WRITTEN TASK – Repeat the lines beginning at the one with "Read this page and output its text content." and running to the end of the material, keeping the first and last of them, exactly as they appear.

DATA EXTRACT –

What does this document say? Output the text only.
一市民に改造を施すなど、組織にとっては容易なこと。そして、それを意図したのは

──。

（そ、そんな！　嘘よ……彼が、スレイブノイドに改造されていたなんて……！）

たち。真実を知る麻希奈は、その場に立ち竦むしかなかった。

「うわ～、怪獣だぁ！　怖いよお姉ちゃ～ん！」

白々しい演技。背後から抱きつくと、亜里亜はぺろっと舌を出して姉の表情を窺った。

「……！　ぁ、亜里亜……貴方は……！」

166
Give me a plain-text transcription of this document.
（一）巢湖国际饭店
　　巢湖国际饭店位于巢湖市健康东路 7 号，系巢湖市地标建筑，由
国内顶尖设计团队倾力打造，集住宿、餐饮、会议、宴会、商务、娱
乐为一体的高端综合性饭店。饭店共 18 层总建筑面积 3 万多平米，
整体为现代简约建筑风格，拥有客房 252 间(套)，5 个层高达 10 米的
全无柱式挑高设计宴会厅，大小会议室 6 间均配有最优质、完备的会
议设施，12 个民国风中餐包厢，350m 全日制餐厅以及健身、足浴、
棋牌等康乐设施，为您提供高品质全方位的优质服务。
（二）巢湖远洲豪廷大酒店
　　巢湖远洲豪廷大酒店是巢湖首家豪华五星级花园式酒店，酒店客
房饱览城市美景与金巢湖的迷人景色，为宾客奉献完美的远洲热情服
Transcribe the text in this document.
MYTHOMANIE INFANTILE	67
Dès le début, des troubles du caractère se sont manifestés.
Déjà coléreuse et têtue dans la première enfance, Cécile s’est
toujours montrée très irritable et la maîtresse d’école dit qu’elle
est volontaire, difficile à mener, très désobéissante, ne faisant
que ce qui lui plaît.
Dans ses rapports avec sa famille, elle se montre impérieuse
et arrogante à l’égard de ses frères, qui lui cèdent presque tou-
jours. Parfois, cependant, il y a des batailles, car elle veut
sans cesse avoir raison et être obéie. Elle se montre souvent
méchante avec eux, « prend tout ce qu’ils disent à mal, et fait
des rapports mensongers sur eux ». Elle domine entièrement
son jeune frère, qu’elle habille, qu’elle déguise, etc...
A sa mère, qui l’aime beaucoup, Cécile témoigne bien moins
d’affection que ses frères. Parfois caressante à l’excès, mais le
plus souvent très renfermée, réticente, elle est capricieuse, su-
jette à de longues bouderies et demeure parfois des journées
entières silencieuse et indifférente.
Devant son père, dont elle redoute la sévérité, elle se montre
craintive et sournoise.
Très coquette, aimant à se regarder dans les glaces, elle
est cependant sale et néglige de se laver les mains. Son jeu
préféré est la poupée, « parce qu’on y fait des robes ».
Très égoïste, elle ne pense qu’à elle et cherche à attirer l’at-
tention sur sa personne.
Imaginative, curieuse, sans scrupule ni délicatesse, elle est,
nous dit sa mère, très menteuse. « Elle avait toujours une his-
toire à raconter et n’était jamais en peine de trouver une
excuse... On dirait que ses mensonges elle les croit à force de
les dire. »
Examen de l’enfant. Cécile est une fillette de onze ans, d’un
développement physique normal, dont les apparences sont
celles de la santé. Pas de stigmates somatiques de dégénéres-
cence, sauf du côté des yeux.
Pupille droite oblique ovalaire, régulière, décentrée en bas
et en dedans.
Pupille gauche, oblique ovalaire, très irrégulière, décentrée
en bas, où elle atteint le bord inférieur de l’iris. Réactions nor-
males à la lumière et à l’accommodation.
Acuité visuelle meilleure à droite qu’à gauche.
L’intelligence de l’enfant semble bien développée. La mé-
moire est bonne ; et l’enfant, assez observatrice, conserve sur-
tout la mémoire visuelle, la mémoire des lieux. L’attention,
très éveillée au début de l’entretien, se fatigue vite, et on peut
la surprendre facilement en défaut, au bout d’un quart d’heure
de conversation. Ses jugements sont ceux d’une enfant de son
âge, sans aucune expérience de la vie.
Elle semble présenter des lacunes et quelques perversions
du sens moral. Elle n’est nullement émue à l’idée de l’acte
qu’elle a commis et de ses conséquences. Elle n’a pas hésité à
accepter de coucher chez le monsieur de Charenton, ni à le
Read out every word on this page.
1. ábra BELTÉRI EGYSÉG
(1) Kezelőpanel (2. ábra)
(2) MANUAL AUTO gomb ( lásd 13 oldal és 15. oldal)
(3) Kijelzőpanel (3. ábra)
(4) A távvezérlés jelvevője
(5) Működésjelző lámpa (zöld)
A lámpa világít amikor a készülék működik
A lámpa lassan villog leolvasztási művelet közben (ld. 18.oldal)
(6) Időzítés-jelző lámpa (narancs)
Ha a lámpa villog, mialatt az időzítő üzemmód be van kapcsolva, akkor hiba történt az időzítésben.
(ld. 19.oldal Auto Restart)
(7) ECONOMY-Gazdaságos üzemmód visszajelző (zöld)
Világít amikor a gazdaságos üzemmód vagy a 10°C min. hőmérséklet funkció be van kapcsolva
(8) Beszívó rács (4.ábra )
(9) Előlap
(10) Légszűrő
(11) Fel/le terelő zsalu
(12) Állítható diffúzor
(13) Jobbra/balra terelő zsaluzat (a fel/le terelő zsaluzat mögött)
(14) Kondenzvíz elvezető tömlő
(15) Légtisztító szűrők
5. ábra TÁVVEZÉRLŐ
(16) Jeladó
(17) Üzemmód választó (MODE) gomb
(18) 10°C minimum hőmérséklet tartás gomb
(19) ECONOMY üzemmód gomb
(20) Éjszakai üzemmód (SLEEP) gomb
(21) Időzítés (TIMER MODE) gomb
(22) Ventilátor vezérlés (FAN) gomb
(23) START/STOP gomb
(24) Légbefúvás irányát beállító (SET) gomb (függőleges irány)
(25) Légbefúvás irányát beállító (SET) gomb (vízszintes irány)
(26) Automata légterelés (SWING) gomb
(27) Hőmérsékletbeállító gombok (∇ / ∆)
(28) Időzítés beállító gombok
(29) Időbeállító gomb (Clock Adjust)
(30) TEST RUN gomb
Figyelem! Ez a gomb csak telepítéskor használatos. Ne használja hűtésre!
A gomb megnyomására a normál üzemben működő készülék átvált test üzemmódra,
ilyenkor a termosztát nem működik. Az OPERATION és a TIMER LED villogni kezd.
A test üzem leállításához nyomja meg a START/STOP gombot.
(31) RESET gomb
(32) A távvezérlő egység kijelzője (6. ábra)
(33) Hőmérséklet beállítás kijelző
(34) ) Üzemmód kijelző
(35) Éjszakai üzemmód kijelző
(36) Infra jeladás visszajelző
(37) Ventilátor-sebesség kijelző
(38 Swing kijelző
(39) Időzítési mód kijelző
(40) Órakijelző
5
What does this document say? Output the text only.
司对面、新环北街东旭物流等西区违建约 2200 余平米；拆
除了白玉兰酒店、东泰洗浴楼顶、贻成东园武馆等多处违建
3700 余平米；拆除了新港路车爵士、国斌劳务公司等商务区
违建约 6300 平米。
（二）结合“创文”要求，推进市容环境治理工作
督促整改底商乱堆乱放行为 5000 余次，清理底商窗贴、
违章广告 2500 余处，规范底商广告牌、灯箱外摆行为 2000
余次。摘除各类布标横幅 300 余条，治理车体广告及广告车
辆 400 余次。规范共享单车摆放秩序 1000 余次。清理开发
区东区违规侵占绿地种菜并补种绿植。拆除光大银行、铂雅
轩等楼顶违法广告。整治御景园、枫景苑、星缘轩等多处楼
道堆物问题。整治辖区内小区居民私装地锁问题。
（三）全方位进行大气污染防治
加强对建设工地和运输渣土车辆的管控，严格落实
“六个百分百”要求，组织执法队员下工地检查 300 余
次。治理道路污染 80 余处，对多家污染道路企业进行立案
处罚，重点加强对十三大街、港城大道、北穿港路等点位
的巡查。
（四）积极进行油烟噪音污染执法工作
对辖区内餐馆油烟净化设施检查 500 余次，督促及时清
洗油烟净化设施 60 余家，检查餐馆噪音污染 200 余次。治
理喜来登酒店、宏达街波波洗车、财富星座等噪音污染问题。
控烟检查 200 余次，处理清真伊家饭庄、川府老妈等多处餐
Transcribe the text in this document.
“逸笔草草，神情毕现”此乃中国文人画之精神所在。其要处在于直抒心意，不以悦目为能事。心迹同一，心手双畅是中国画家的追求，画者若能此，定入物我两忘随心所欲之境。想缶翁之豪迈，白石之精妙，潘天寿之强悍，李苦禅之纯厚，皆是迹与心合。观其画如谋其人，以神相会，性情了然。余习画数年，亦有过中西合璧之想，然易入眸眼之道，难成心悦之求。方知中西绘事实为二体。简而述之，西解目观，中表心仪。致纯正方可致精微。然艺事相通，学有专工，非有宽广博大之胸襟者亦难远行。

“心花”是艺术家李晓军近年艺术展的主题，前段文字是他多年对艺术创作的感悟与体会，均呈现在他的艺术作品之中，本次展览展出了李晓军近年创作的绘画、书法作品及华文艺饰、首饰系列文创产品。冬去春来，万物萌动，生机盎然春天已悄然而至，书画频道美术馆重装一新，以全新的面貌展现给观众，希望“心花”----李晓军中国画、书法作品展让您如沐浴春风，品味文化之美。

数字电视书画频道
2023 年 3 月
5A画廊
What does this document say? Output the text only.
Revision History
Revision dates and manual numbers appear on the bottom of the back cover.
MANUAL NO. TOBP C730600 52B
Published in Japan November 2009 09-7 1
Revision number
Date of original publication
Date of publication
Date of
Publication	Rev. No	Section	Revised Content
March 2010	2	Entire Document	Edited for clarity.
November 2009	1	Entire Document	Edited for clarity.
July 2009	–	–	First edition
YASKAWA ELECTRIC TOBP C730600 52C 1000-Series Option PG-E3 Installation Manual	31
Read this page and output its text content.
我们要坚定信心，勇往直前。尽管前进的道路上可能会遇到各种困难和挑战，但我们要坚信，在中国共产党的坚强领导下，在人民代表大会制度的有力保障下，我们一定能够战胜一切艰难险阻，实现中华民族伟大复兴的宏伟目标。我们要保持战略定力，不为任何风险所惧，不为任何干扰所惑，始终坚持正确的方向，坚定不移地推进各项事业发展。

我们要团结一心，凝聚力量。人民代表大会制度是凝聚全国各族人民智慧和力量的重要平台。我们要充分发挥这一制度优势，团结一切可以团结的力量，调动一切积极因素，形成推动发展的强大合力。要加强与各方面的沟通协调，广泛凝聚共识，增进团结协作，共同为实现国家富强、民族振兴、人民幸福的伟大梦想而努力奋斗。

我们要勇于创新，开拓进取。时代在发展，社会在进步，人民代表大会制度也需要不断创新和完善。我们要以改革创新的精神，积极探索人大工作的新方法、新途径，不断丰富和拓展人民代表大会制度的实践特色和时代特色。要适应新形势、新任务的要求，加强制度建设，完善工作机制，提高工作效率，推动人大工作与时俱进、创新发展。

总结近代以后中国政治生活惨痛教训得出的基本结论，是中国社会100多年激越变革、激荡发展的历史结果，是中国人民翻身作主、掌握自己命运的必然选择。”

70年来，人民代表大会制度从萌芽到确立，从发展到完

COMPLETED TASK –
Read this page and output its text content.
我们要坚定信心，勇往直前。尽管前进的道路上可能会遇到各种困难和挑战，但我们要坚信，在中国共产党的坚强领导下，在人民代表大会制度的有力保障下，我们一定能够战胜一切艰难险阻，实现中华民族伟大复兴的宏伟目标。我们要保持战略定力，不为任何风险所惧，不为任何干扰所惑，始终坚持正确的方向，坚定不移地推进各项事业发展。

我们要团结一心，凝聚力量。人民代表大会制度是凝聚全国各族人民智慧和力量的重要平台。我们要充分发挥这一制度优势，团结一切可以团结的力量，调动一切积极因素，形成推动发展的强大合力。要加强与各方面的沟通协调，广泛凝聚共识，增进团结协作，共同为实现国家富强、民族振兴、人民幸福的伟大梦想而努力奋斗。

我们要勇于创新，开拓进取。时代在发展，社会在进步，人民代表大会制度也需要不断创新和完善。我们要以改革创新的精神，积极探索人大工作的新方法、新途径，不断丰富和拓展人民代表大会制度的实践特色和时代特色。要适应新形势、新任务的要求，加强制度建设，完善工作机制，提高工作效率，推动人大工作与时俱进、创新发展。

总结近代以后中国政治生活惨痛教训得出的基本结论，是中国社会100多年激越变革、激荡发展的历史结果，是中国人民翻身作主、掌握自己命运的必然选择。”

70年来，人民代表大会制度从萌芽到确立，从发展到完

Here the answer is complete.